→ Dataset excerpt:
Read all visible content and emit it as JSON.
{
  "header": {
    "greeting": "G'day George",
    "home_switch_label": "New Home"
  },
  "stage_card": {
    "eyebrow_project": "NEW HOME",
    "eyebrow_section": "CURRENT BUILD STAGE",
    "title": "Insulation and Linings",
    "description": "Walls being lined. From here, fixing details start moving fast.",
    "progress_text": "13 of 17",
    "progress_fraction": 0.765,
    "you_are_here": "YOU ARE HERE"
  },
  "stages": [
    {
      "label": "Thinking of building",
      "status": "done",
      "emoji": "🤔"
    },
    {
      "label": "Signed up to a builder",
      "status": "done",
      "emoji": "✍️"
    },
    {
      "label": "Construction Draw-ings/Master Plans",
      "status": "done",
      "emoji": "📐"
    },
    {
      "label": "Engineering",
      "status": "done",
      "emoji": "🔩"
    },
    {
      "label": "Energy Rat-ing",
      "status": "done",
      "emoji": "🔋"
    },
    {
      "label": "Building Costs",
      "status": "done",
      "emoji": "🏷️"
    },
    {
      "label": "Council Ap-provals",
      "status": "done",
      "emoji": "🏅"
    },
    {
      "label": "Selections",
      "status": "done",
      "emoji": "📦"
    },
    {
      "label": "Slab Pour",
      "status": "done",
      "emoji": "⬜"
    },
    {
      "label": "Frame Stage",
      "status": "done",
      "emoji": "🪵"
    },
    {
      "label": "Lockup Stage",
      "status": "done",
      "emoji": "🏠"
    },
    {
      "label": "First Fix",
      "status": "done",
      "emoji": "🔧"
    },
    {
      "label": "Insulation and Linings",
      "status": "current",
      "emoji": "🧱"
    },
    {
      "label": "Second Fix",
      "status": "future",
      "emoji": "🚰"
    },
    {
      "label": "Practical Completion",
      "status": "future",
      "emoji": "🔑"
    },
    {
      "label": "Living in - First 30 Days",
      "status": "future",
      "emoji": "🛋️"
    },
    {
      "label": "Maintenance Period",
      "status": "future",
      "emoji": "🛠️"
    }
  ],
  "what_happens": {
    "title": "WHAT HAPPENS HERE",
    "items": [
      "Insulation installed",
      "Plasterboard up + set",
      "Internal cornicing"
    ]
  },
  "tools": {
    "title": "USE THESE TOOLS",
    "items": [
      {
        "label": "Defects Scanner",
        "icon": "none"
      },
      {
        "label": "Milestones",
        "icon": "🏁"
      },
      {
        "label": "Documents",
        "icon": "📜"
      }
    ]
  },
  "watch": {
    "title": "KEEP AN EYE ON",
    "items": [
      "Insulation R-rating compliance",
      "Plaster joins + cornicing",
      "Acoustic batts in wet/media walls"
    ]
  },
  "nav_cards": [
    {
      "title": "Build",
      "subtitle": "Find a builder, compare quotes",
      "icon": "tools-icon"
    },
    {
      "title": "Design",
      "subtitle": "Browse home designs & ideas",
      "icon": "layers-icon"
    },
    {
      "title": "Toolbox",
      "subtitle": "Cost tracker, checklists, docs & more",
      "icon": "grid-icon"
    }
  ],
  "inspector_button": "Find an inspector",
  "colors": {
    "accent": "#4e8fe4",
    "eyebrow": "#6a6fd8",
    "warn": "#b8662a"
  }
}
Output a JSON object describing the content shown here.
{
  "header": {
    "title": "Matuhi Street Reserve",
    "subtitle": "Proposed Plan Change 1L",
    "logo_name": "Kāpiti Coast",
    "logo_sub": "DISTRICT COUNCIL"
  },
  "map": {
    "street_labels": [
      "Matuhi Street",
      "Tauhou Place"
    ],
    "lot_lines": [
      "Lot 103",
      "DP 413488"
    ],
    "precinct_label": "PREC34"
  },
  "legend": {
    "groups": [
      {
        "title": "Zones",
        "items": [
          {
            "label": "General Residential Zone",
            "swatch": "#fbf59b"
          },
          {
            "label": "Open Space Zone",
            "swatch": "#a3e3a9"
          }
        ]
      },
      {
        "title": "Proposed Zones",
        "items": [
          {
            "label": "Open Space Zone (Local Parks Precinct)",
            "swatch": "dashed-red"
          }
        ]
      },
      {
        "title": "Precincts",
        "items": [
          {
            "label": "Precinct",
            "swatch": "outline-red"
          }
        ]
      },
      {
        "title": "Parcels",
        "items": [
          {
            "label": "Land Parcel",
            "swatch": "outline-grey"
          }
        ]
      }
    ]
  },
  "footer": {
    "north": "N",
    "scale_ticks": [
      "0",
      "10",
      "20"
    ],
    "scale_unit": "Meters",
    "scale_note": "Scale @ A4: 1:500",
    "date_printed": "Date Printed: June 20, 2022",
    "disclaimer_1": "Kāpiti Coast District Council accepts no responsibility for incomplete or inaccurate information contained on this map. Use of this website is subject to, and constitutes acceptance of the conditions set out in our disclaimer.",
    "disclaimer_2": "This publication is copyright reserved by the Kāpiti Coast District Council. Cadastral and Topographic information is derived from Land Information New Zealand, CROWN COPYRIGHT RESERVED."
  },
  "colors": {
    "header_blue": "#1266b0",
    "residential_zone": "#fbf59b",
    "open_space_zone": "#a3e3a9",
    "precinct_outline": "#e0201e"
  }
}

→ Requirement:
Report how many lines in this data include the string "swatch", and nothing else.

→ Complete output:
5